→ Do this
Exactly repeat the full listing that follows.

→ Given information
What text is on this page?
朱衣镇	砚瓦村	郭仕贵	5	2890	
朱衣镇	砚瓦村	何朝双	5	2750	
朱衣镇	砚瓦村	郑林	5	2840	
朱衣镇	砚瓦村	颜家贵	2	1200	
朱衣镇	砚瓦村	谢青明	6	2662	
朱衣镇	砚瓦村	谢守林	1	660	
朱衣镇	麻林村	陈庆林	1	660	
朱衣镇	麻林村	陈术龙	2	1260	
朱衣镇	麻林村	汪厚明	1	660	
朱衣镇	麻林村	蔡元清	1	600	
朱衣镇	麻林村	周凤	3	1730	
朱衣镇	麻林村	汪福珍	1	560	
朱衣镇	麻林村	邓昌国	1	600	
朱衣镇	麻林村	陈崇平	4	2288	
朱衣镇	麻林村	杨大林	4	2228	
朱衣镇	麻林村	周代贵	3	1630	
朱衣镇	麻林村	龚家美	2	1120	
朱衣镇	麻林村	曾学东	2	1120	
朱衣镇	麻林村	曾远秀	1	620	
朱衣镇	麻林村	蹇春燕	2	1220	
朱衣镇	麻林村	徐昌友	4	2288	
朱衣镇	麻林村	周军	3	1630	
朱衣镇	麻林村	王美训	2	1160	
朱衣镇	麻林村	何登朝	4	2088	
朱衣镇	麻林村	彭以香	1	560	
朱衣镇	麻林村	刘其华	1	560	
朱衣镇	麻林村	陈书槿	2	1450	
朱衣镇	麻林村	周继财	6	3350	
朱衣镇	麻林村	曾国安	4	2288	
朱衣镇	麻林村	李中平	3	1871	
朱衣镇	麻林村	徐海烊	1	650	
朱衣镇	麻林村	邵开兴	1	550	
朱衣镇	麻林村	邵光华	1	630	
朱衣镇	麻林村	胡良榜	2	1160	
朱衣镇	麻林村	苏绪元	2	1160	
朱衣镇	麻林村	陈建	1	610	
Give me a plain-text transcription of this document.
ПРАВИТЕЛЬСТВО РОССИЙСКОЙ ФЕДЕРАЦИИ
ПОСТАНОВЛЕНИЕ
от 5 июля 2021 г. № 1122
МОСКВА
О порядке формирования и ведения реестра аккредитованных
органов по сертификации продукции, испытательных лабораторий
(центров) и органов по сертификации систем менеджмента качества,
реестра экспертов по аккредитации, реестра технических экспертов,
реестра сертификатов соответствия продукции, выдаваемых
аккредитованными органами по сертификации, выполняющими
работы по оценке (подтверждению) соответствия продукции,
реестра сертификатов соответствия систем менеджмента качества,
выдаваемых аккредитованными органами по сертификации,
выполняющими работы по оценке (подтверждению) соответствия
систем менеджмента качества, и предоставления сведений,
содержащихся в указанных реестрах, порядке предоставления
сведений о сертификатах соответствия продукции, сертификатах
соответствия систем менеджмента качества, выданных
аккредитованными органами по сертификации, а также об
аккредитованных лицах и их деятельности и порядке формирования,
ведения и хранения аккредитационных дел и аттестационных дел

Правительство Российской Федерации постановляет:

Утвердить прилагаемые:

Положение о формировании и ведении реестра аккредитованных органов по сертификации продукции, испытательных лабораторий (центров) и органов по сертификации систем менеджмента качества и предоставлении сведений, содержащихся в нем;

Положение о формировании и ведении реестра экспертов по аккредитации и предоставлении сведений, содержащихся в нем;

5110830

→ Correct answer
What text is on this page?
朱衣镇	砚瓦村	郭仕贵	5	2890	
朱衣镇	砚瓦村	何朝双	5	2750	
朱衣镇	砚瓦村	郑林	5	2840	
朱衣镇	砚瓦村	颜家贵	2	1200	
朱衣镇	砚瓦村	谢青明	6	2662	
朱衣镇	砚瓦村	谢守林	1	660	
朱衣镇	麻林村	陈庆林	1	660	
朱衣镇	麻林村	陈术龙	2	1260	
朱衣镇	麻林村	汪厚明	1	660	
朱衣镇	麻林村	蔡元清	1	600	
朱衣镇	麻林村	周凤	3	1730	
朱衣镇	麻林村	汪福珍	1	560	
朱衣镇	麻林村	邓昌国	1	600	
朱衣镇	麻林村	陈崇平	4	2288	
朱衣镇	麻林村	杨大林	4	2228	
朱衣镇	麻林村	周代贵	3	1630	
朱衣镇	麻林村	龚家美	2	1120	
朱衣镇	麻林村	曾学东	2	1120	
朱衣镇	麻林村	曾远秀	1	620	
朱衣镇	麻林村	蹇春燕	2	1220	
朱衣镇	麻林村	徐昌友	4	2288	
朱衣镇	麻林村	周军	3	1630	
朱衣镇	麻林村	王美训	2	1160	
朱衣镇	麻林村	何登朝	4	2088	
朱衣镇	麻林村	彭以香	1	560	
朱衣镇	麻林村	刘其华	1	560	
朱衣镇	麻林村	陈书槿	2	1450	
朱衣镇	麻林村	周继财	6	3350	
朱衣镇	麻林村	曾国安	4	2288	
朱衣镇	麻林村	李中平	3	1871	
朱衣镇	麻林村	徐海烊	1	650	
朱衣镇	麻林村	邵开兴	1	550	
朱衣镇	麻林村	邵光华	1	630	
朱衣镇	麻林村	胡良榜	2	1160	
朱衣镇	麻林村	苏绪元	2	1160	
朱衣镇	麻林村	陈建	1	610	
Give me a plain-text transcription of this document.
ПРАВИТЕЛЬСТВО РОССИЙСКОЙ ФЕДЕРАЦИИ
ПОСТАНОВЛЕНИЕ
от 5 июля 2021 г. № 1122
МОСКВА
О порядке формирования и ведения реестра аккредитованных
органов по сертификации продукции, испытательных лабораторий
(центров) и органов по сертификации систем менеджмента качества,
реестра экспертов по аккредитации, реестра технических экспертов,
реестра сертификатов соответствия продукции, выдаваемых
аккредитованными органами по сертификации, выполняющими
работы по оценке (подтверждению) соответствия продукции,
реестра сертификатов соответствия систем менеджмента качества,
выдаваемых аккредитованными органами по сертификации,
выполняющими работы по оценке (подтверждению) соответствия
систем менеджмента качества, и предоставления сведений,
содержащихся в указанных реестрах, порядке предоставления
сведений о сертификатах соответствия продукции, сертификатах
соответствия систем менеджмента качества, выданных
аккредитованными органами по сертификации, а также об
аккредитованных лицах и их деятельности и порядке формирования,
ведения и хранения аккредитационных дел и аттестационных дел

Правительство Российской Федерации постановляет:

Утвердить прилагаемые:

Положение о формировании и ведении реестра аккредитованных органов по сертификации продукции, испытательных лабораторий (центров) и органов по сертификации систем менеджмента качества и предоставлении сведений, содержащихся в нем;

Положение о формировании и ведении реестра экспертов по аккредитации и предоставлении сведений, содержащихся в нем;

5110830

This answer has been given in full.